* START The data *

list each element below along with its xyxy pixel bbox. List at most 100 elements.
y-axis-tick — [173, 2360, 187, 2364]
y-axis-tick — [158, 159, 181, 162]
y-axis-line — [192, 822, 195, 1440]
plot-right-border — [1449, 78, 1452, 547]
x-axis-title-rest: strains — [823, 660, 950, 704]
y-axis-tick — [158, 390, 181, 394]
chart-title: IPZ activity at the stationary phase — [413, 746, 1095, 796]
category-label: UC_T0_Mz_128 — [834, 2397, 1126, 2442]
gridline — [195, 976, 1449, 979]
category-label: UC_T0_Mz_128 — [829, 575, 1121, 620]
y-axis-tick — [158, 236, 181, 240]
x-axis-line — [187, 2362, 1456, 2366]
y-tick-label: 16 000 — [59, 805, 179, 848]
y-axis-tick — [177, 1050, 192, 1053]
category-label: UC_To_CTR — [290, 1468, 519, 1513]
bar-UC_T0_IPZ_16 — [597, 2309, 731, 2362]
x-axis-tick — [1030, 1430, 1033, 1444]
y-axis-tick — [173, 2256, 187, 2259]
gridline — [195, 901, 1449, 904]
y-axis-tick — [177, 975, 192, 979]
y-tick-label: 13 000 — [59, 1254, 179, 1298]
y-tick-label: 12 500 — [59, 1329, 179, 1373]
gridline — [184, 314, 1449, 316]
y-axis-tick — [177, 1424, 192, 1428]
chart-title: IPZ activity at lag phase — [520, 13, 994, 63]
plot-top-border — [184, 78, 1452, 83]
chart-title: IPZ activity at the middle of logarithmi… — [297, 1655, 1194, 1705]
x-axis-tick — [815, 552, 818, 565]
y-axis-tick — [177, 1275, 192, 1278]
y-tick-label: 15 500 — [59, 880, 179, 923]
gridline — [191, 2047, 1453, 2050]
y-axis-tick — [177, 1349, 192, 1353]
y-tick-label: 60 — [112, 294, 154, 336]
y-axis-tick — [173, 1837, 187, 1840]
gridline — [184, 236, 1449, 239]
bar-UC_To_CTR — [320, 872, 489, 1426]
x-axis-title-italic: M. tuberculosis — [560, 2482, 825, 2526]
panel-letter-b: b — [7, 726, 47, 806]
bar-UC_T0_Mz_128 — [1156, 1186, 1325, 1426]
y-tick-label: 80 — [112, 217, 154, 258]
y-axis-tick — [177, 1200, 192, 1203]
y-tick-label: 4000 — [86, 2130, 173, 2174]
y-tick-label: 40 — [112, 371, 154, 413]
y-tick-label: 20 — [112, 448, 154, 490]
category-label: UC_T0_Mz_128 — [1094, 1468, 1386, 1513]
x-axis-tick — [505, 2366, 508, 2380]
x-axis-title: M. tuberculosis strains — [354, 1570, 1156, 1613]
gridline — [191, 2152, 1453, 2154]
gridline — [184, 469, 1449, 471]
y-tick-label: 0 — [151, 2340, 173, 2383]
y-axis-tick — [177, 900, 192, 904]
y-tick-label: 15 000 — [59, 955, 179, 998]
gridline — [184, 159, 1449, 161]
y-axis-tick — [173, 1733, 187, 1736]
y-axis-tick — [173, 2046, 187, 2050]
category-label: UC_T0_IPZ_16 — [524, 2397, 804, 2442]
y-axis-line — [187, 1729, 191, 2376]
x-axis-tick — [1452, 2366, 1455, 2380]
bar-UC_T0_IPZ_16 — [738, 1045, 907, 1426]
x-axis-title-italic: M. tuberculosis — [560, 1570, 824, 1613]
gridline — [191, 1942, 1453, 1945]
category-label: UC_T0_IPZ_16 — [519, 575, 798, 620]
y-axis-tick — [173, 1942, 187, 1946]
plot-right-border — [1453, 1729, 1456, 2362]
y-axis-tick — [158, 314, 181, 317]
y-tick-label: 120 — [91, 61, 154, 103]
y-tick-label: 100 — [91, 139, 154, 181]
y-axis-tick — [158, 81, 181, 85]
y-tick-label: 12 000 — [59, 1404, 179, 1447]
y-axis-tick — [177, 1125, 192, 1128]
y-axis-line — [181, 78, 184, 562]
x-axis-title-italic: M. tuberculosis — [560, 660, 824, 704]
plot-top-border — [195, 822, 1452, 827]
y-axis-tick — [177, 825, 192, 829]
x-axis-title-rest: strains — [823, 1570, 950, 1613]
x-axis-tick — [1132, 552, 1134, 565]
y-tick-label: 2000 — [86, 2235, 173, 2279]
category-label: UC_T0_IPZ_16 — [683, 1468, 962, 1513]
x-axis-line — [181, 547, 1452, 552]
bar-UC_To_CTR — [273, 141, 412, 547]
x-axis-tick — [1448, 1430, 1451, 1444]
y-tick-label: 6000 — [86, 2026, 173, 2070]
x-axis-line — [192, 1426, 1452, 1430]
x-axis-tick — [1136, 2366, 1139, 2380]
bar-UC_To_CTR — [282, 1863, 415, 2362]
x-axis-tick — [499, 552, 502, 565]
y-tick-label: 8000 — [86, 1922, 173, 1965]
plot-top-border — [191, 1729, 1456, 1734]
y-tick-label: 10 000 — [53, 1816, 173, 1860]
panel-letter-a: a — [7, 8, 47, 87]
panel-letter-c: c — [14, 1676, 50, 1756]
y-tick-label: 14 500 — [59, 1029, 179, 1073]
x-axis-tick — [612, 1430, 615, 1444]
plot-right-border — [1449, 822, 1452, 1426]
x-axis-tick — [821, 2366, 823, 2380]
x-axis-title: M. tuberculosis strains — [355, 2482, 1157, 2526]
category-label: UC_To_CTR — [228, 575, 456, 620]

* END The data *

Problem statement
Please transcribe the rows word for word, everything from the first row down to and including the row that contains "y-tick-label: 0 — [151, 2340, 173, 2383]".

Exercise response
list each element below along with its xyxy pixel bbox. List at most 100 elements.
y-axis-tick — [173, 2360, 187, 2364]
y-axis-tick — [158, 159, 181, 162]
y-axis-line — [192, 822, 195, 1440]
plot-right-border — [1449, 78, 1452, 547]
x-axis-title-rest: strains — [823, 660, 950, 704]
y-axis-tick — [158, 390, 181, 394]
chart-title: IPZ activity at the stationary phase — [413, 746, 1095, 796]
category-label: UC_T0_Mz_128 — [834, 2397, 1126, 2442]
gridline — [195, 976, 1449, 979]
category-label: UC_T0_Mz_128 — [829, 575, 1121, 620]
y-axis-tick — [158, 236, 181, 240]
x-axis-line — [187, 2362, 1456, 2366]
y-tick-label: 16 000 — [59, 805, 179, 848]
y-axis-tick — [177, 1050, 192, 1053]
category-label: UC_To_CTR — [290, 1468, 519, 1513]
bar-UC_T0_IPZ_16 — [597, 2309, 731, 2362]
x-axis-tick — [1030, 1430, 1033, 1444]
y-axis-tick — [173, 2256, 187, 2259]
gridline — [195, 901, 1449, 904]
y-axis-tick — [177, 975, 192, 979]
y-tick-label: 13 000 — [59, 1254, 179, 1298]
y-tick-label: 12 500 — [59, 1329, 179, 1373]
gridline — [184, 314, 1449, 316]
y-axis-tick — [177, 1424, 192, 1428]
chart-title: IPZ activity at lag phase — [520, 13, 994, 63]
plot-top-border — [184, 78, 1452, 83]
chart-title: IPZ activity at the middle of logarithmi… — [297, 1655, 1194, 1705]
x-axis-tick — [815, 552, 818, 565]
y-axis-tick — [177, 1275, 192, 1278]
y-tick-label: 15 500 — [59, 880, 179, 923]
gridline — [191, 2047, 1453, 2050]
y-axis-tick — [177, 1349, 192, 1353]
y-tick-label: 60 — [112, 294, 154, 336]
y-axis-tick — [173, 1837, 187, 1840]
gridline — [184, 236, 1449, 239]
bar-UC_To_CTR — [320, 872, 489, 1426]
x-axis-title-italic: M. tuberculosis — [560, 2482, 825, 2526]
panel-letter-b: b — [7, 726, 47, 806]
bar-UC_T0_Mz_128 — [1156, 1186, 1325, 1426]
y-tick-label: 80 — [112, 217, 154, 258]
y-axis-tick — [177, 1200, 192, 1203]
y-tick-label: 4000 — [86, 2130, 173, 2174]
y-tick-label: 40 — [112, 371, 154, 413]
y-tick-label: 20 — [112, 448, 154, 490]
category-label: UC_T0_Mz_128 — [1094, 1468, 1386, 1513]
x-axis-tick — [505, 2366, 508, 2380]
x-axis-title: M. tuberculosis strains — [354, 1570, 1156, 1613]
gridline — [191, 2152, 1453, 2154]
gridline — [184, 469, 1449, 471]
y-tick-label: 0 — [151, 2340, 173, 2383]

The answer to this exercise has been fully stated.